— Set problem —
Take every line from the listing below that contains "about".

-- Start Supplied data --

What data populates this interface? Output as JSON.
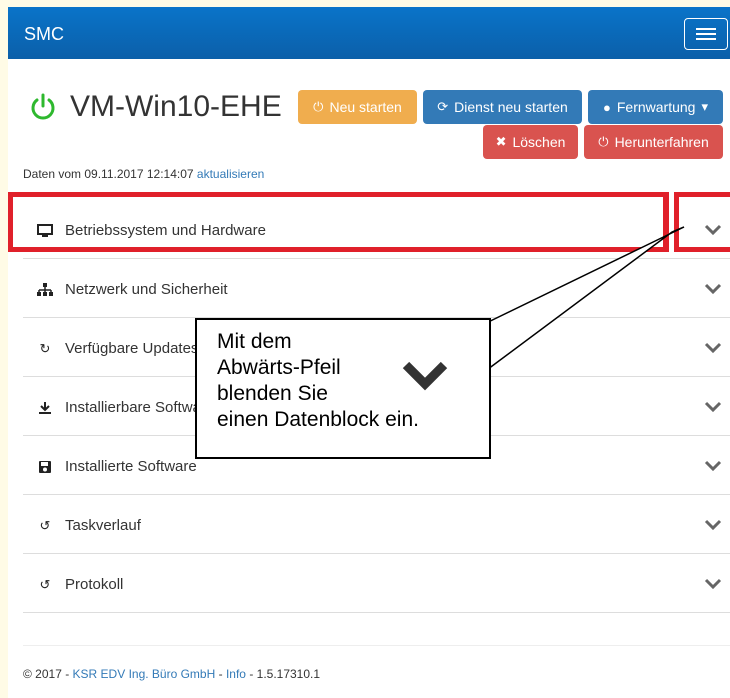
{
  "navbar": {
    "brand": "SMC"
  },
  "header": {
    "title": "VM-Win10-EHE"
  },
  "buttons": {
    "neu_starten": "Neu starten",
    "dienst_neu_starten": "Dienst neu starten",
    "fernwartung": "Fernwartung",
    "loeschen": "Löschen",
    "herunterfahren": "Herunterfahren"
  },
  "status": {
    "text": "Daten vom 09.11.2017 12:14:07",
    "refresh": "aktualisieren"
  },
  "sections": [
    {
      "label": "Betriebssystem und Hardware",
      "icon": "monitor-icon"
    },
    {
      "label": "Netzwerk und Sicherheit",
      "icon": "sitemap-icon"
    },
    {
      "label": "Verfügbare Updates",
      "icon": "refresh-icon"
    },
    {
      "label": "Installierbare Software",
      "icon": "download-icon"
    },
    {
      "label": "Installierte Software",
      "icon": "save-icon"
    },
    {
      "label": "Taskverlauf",
      "icon": "history-icon"
    },
    {
      "label": "Protokoll",
      "icon": "history-icon"
    }
  ],
  "callout": {
    "lines": [
      "Mit dem",
      "Abwärts-Pfeil",
      "blenden Sie",
      "einen Datenblock ein."
    ]
  },
  "footer": {
    "copyright": "© 2017 -",
    "company": "KSR EDV Ing. Büro GmbH",
    "sep1": "-",
    "info": "Info",
    "version": "- 1.5.17310.1"
  },
  "colors": {
    "navbar": "#0b65b4",
    "warning": "#f0ad4e",
    "primary": "#337ab7",
    "danger": "#d9534f",
    "power_green": "#2eb82e",
    "highlight": "#e0202a"
  }
}
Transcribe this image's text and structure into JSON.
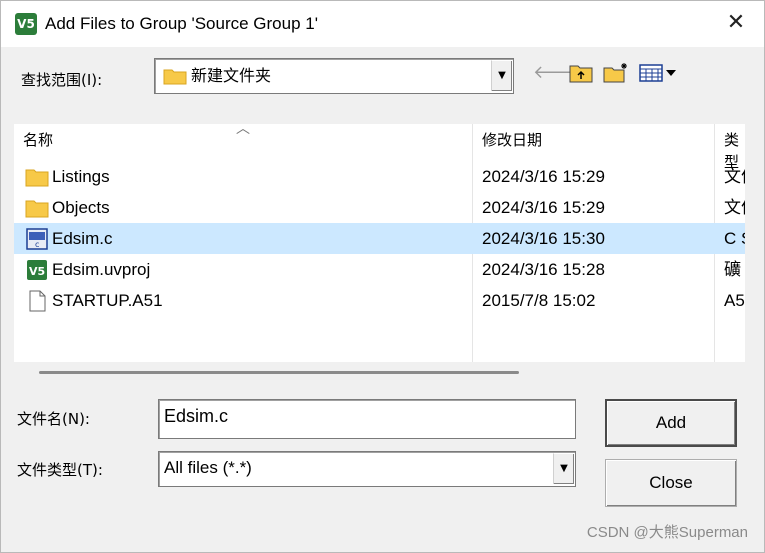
{
  "window": {
    "title": "Add Files to Group 'Source Group 1'",
    "app_icon_text": "V5"
  },
  "lookin": {
    "label": "查找范围(I):",
    "value": "新建文件夹"
  },
  "list": {
    "columns": [
      "名称",
      "修改日期",
      "类型"
    ],
    "rows": [
      {
        "name": "Listings",
        "date": "2024/3/16 15:29",
        "type": "文件",
        "icon": "folder-icon",
        "selected": false
      },
      {
        "name": "Objects",
        "date": "2024/3/16 15:29",
        "type": "文件",
        "icon": "folder-icon",
        "selected": false
      },
      {
        "name": "Edsim.c",
        "date": "2024/3/16 15:30",
        "type": "C S",
        "icon": "c-source-file-icon",
        "selected": true
      },
      {
        "name": "Edsim.uvproj",
        "date": "2024/3/16 15:28",
        "type": "礦",
        "icon": "uvision-project-icon",
        "selected": false
      },
      {
        "name": "STARTUP.A51",
        "date": "2015/7/8 15:02",
        "type": "A5",
        "icon": "blank-file-icon",
        "selected": false
      }
    ]
  },
  "filename": {
    "label": "文件名(N):",
    "value": "Edsim.c"
  },
  "filetype": {
    "label": "文件类型(T):",
    "value": "All files (*.*)"
  },
  "buttons": {
    "add": "Add",
    "close": "Close"
  },
  "watermark": "CSDN @大熊Superman",
  "colors": {
    "selection": "#cce8ff",
    "folder": "#f7c948",
    "keil_green": "#2c7d3a"
  }
}
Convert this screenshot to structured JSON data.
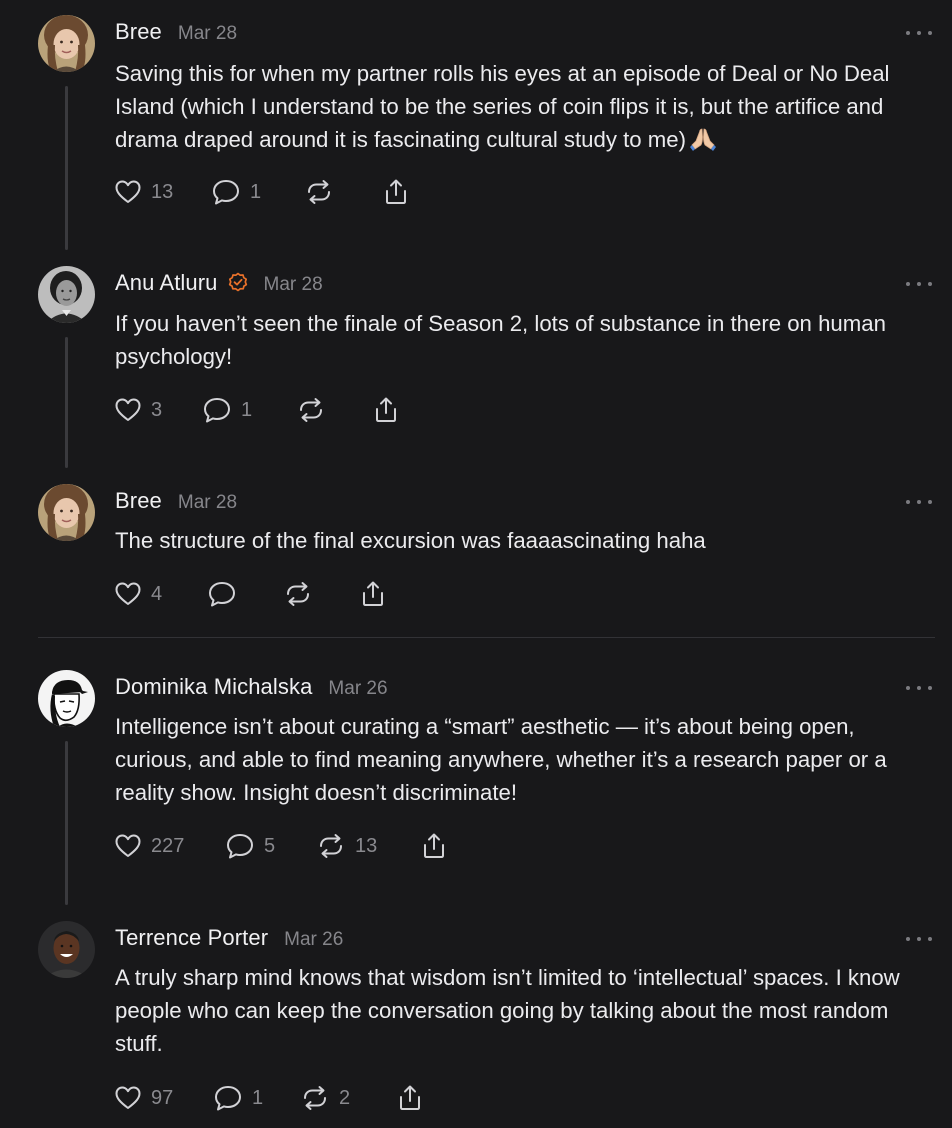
{
  "posts": [
    {
      "author": "Bree",
      "date": "Mar 28",
      "text": "Saving this for when my partner rolls his eyes at an episode of Deal or No Deal Island (which I understand to be the series of coin flips it is, but the artifice and drama draped around it is fascinating cultural study to me)",
      "emoji": "folded-hands-emoji",
      "likes": "13",
      "replies": "1",
      "reposts": ""
    },
    {
      "author": "Anu Atluru",
      "verified_icon": "verified-badge-icon",
      "verified_color": "#e8712a",
      "date": "Mar 28",
      "text": "If you haven’t seen the finale of Season 2, lots of substance in there on human psychology!",
      "likes": "3",
      "replies": "1",
      "reposts": ""
    },
    {
      "author": "Bree",
      "date": "Mar 28",
      "text": "The structure of the final excursion was faaaascinating haha",
      "likes": "4",
      "replies": "",
      "reposts": ""
    },
    {
      "author": "Dominika Michalska",
      "date": "Mar 26",
      "text": "Intelligence isn’t about curating a “smart” aesthetic — it’s about being open, curious, and able to find meaning anywhere, whether it’s a research paper or a reality show. Insight doesn’t discriminate!",
      "likes": "227",
      "replies": "5",
      "reposts": "13"
    },
    {
      "author": "Terrence Porter",
      "date": "Mar 26",
      "text": "A truly sharp mind knows that wisdom isn’t limited to ‘intellectual’ spaces. I know people who can keep the conversation going by talking about the most random stuff.",
      "likes": "97",
      "replies": "1",
      "reposts": "2"
    }
  ],
  "icons": {
    "like": "heart-icon",
    "reply": "comment-bubble-icon",
    "repost": "repost-arrows-icon",
    "share": "share-upload-icon",
    "more": "more-dots-icon"
  },
  "colors": {
    "background": "#18181a",
    "text": "#ebebee",
    "muted": "#86868b",
    "thread_line": "#3a3a3e",
    "verified": "#e8712a"
  }
}
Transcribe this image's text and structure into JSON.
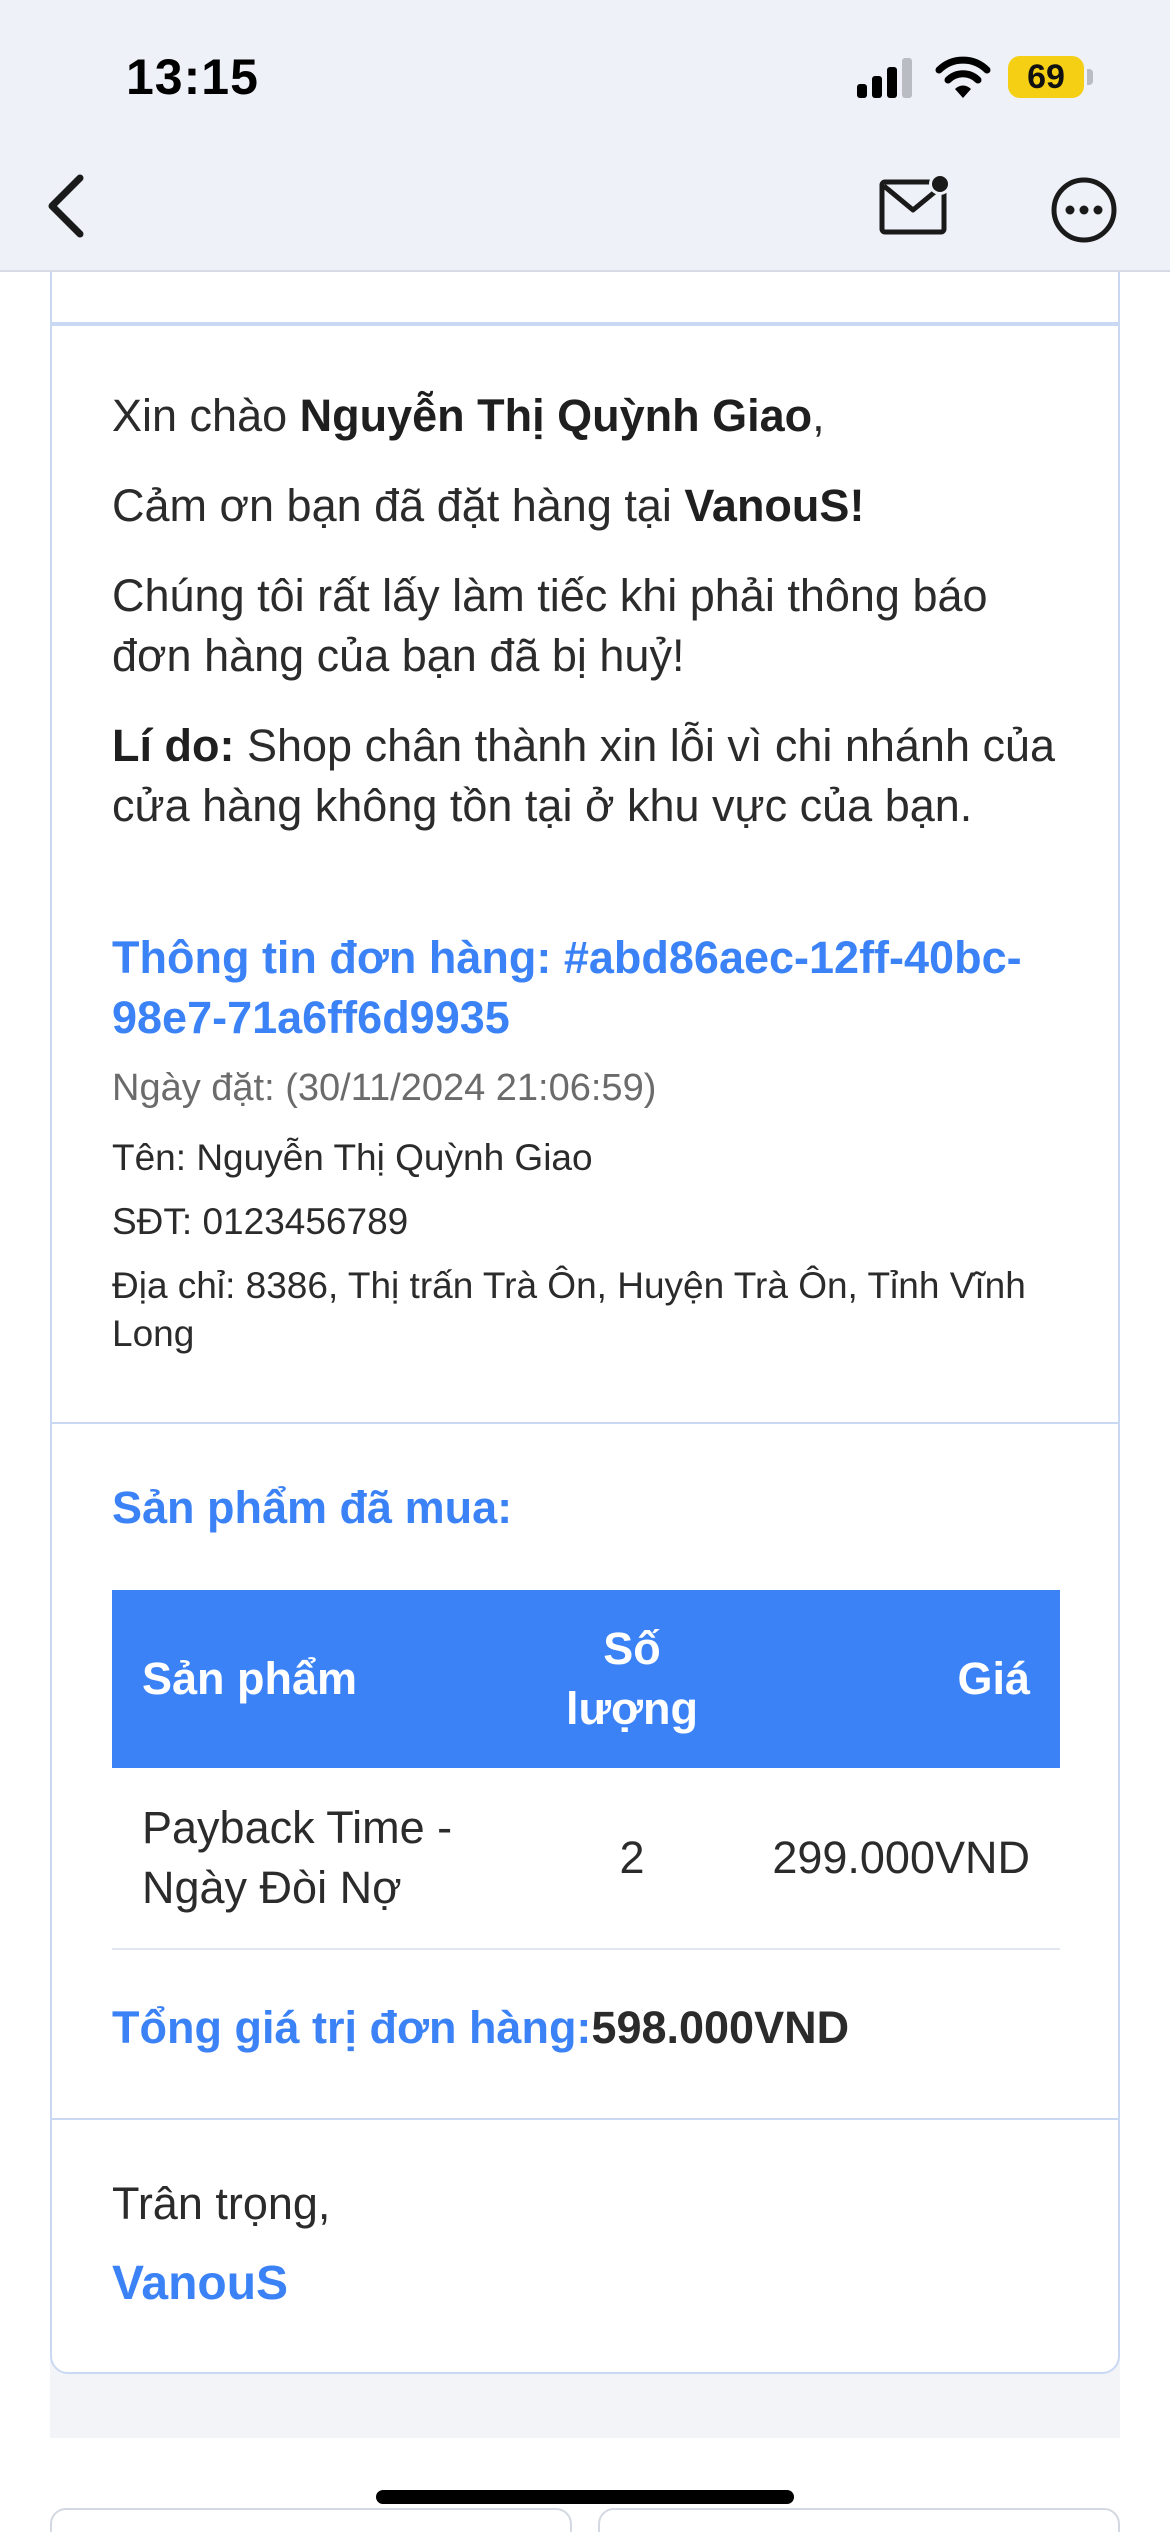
{
  "status_bar": {
    "time": "13:15",
    "battery": "69",
    "icons": [
      "cellular-signal-icon",
      "wifi-icon",
      "battery-icon"
    ]
  },
  "nav": {
    "icons": [
      "chevron-left-icon",
      "mail-unread-icon",
      "more-options-icon"
    ]
  },
  "email": {
    "greeting_prefix": "Xin chào ",
    "customer_name": "Nguyễn Thị Quỳnh Giao",
    "greeting_suffix": ",",
    "thanks_prefix": "Cảm ơn bạn đã đặt hàng tại ",
    "shop_name": "VanouS",
    "thanks_suffix": "!",
    "cancel_notice": "Chúng tôi rất lấy làm tiếc khi phải thông báo đơn hàng của bạn đã bị huỷ!",
    "reason_label": "Lí do:",
    "reason_text": " Shop chân thành xin lỗi vì chi nhánh của cửa hàng không tồn tại ở khu vực của bạn.",
    "order_info_title": "Thông tin đơn hàng: #abd86aec-12ff-40bc-98e7-71a6ff6d9935",
    "order_date": "Ngày đặt: (30/11/2024 21:06:59)",
    "name_line": "Tên: Nguyễn Thị Quỳnh Giao",
    "phone_line": "SĐT: 0123456789",
    "address_line": "Địa chỉ: 8386, Thị trấn Trà Ôn, Huyện Trà Ôn, Tỉnh Vĩnh Long",
    "products_title": "Sản phẩm đã mua:",
    "table": {
      "headers": [
        "Sản phẩm",
        "Số lượng",
        "Giá"
      ],
      "rows": [
        [
          "Payback Time - Ngày Đòi Nợ",
          "2",
          "299.000VND"
        ]
      ]
    },
    "total_label": "Tổng giá trị đơn hàng:",
    "total_value": "598.000VND",
    "regards": "Trân trọng,",
    "signature": "VanouS"
  },
  "colors": {
    "accent": "#3b82f6",
    "battery": "#f5cf13",
    "border": "#c9d9f4",
    "topbar": "#eef1f8"
  }
}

-- End Supplied data --

— Final answer —
      "text": "Intelligence isn’t about curating a “smart” aesthetic — it’s about being open, curious, and able to find meaning anywhere, whether it’s a research paper or a reality show. Insight doesn’t discriminate!",
      "text": "A truly sharp mind knows that wisdom isn’t limited to ‘intellectual’ spaces. I know people who can keep the conversation going by talking about the most random stuff.",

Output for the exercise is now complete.